Requirements: Make an exact copy of the entries below with the pictures removed.

Data records

▬▬▬▬▬▬▬▬▬▬

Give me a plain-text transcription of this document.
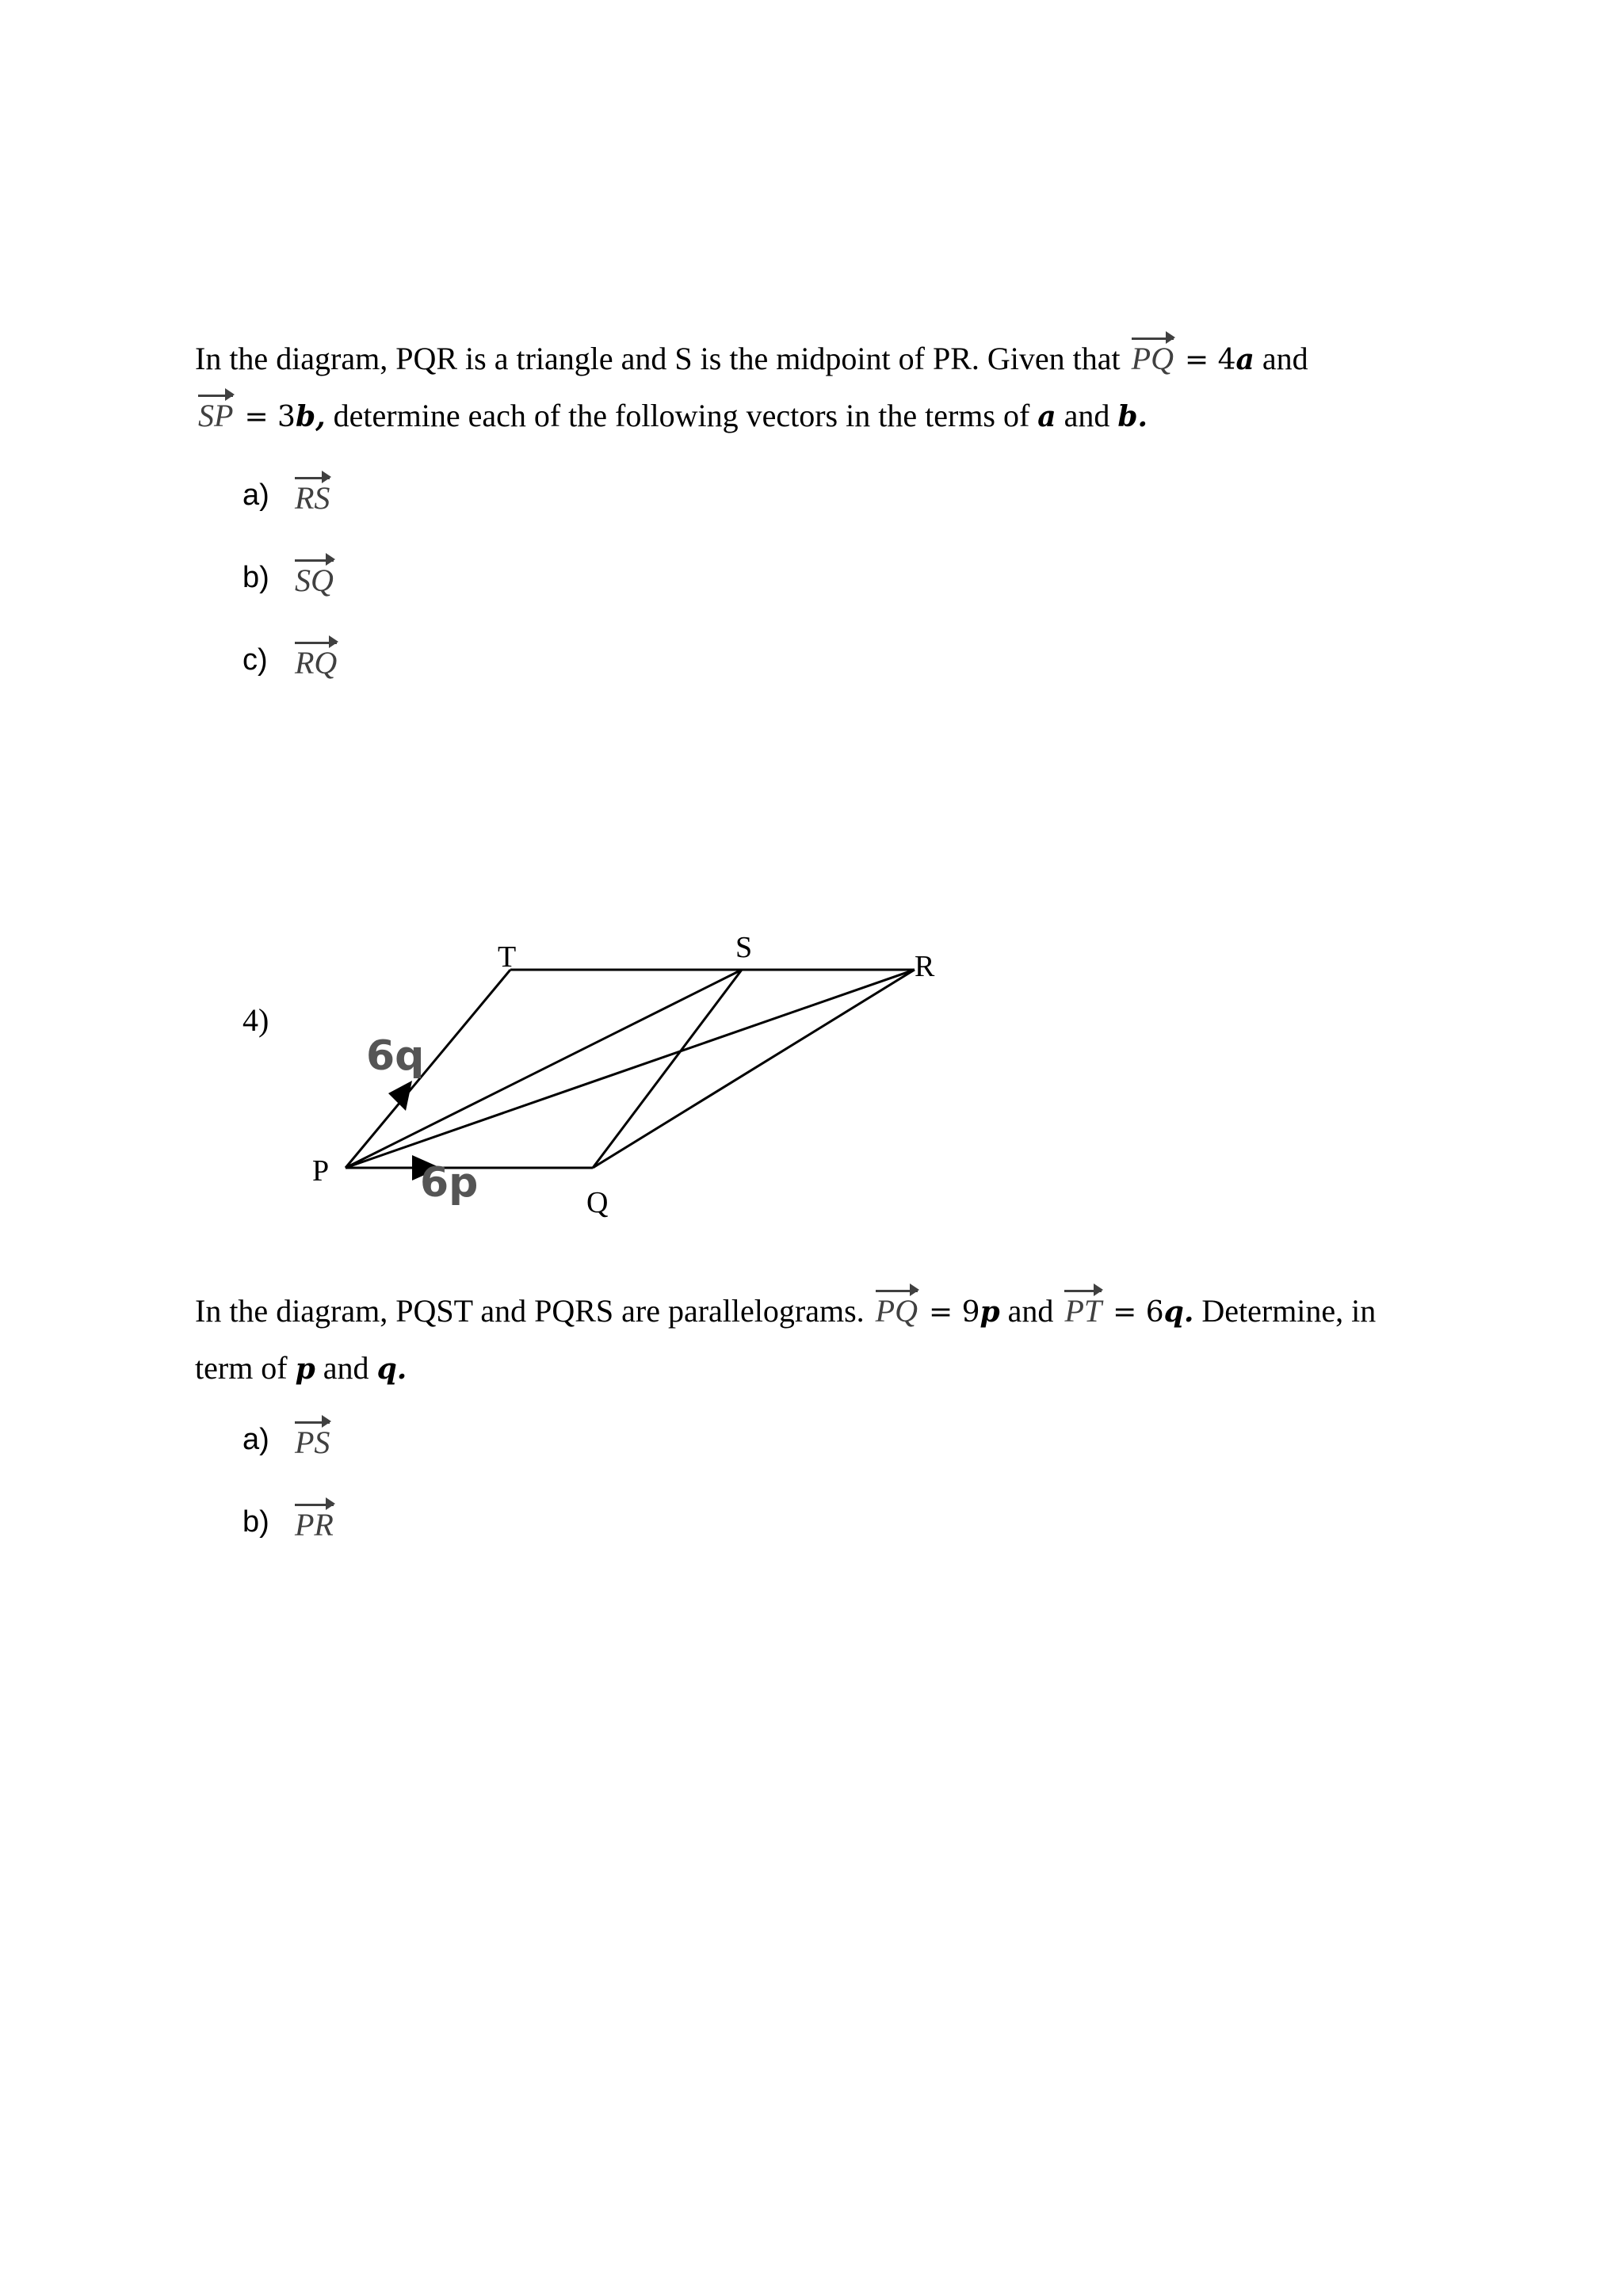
In the diagram, PQR is a triangle and S is the midpoint of PR. Given that PQ = 4a and
SP = 3b, determine each of the following vectors in the terms of a and b.
a) RS
b) SQ
c) RQ
4)
6q
6p
T	S
R
P
Q
In the diagram, PQST and PQRS are parallelograms. PQ = 9p and PT = 6q. Determine, in term of p and q.
a) PS
b) PR
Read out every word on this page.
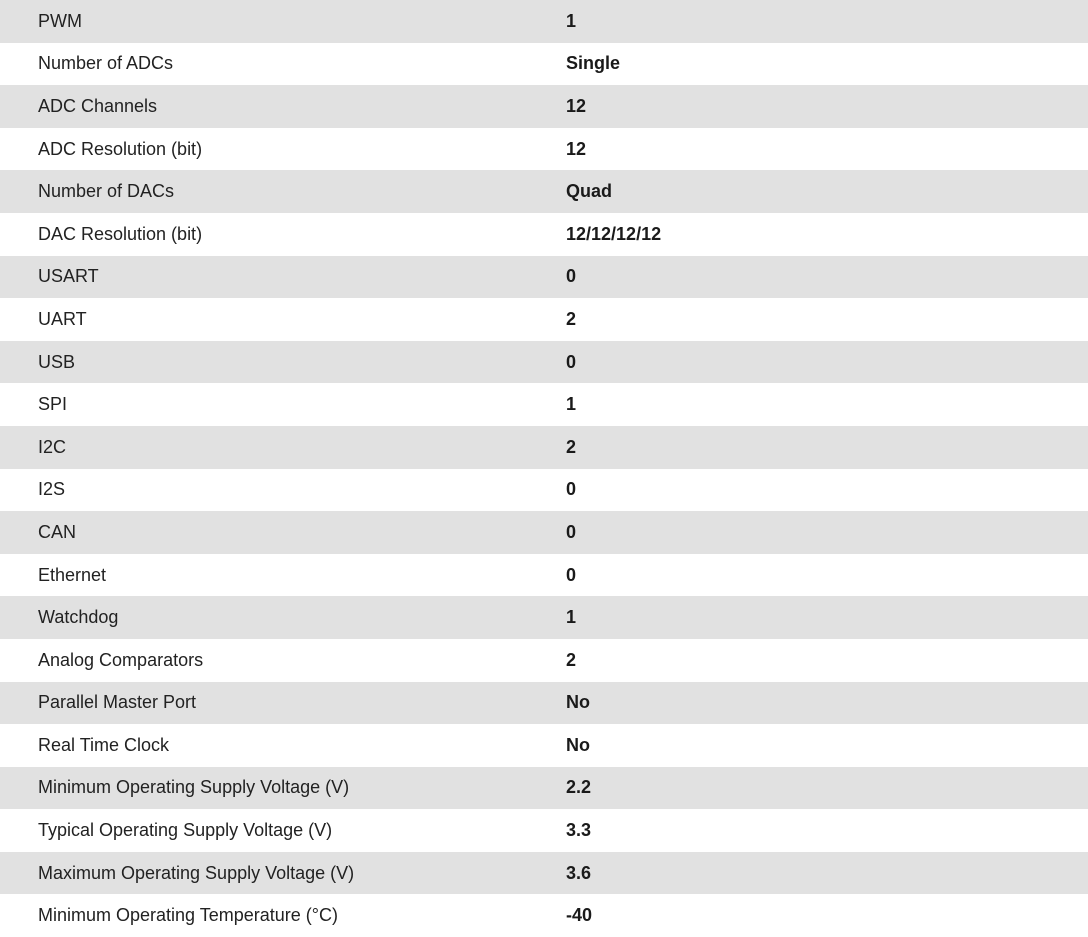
PWM	1
Number of ADCs	Single
ADC Channels	12
ADC Resolution (bit)	12
Number of DACs	Quad
DAC Resolution (bit)	12/12/12/12
USART	0
UART	2
USB	0
SPI	1
I2C	2
I2S	0
CAN	0
Ethernet	0
Watchdog	1
Analog Comparators	2
Parallel Master Port	No
Real Time Clock	No
Minimum Operating Supply Voltage (V)	2.2
Typical Operating Supply Voltage (V)	3.3
Maximum Operating Supply Voltage (V)	3.6
Minimum Operating Temperature (°C)	-40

▬▬▬▬▬▬▬▬▬▬

Problem solution:
Give me a plain-text transcription of this document.
In the diagram, PQR is a triangle and S is the midpoint of PR. Given that PQ = 4a and
SP = 3b, determine each of the following vectors in the terms of a and b.
a) RS
b) SQ
c) RQ
4)
6q
6p
T	S
R
P
Q
In the diagram, PQST and PQRS are parallelograms. PQ = 9p and PT = 6q. Determine, in term of p and q.
a) PS
b) PR
Read out every word on this page.
PWM	1
Number of ADCs	Single
ADC Channels	12
ADC Resolution (bit)	12
Number of DACs	Quad
DAC Resolution (bit)	12/12/12/12
USART	0
UART	2
USB	0
SPI	1
I2C	2
I2S	0
CAN	0
Ethernet	0
Watchdog	1
Analog Comparators	2
Parallel Master Port	No
Real Time Clock	No
Minimum Operating Supply Voltage (V)	2.2
Typical Operating Supply Voltage (V)	3.3
Maximum Operating Supply Voltage (V)	3.6
Minimum Operating Temperature (°C)	-40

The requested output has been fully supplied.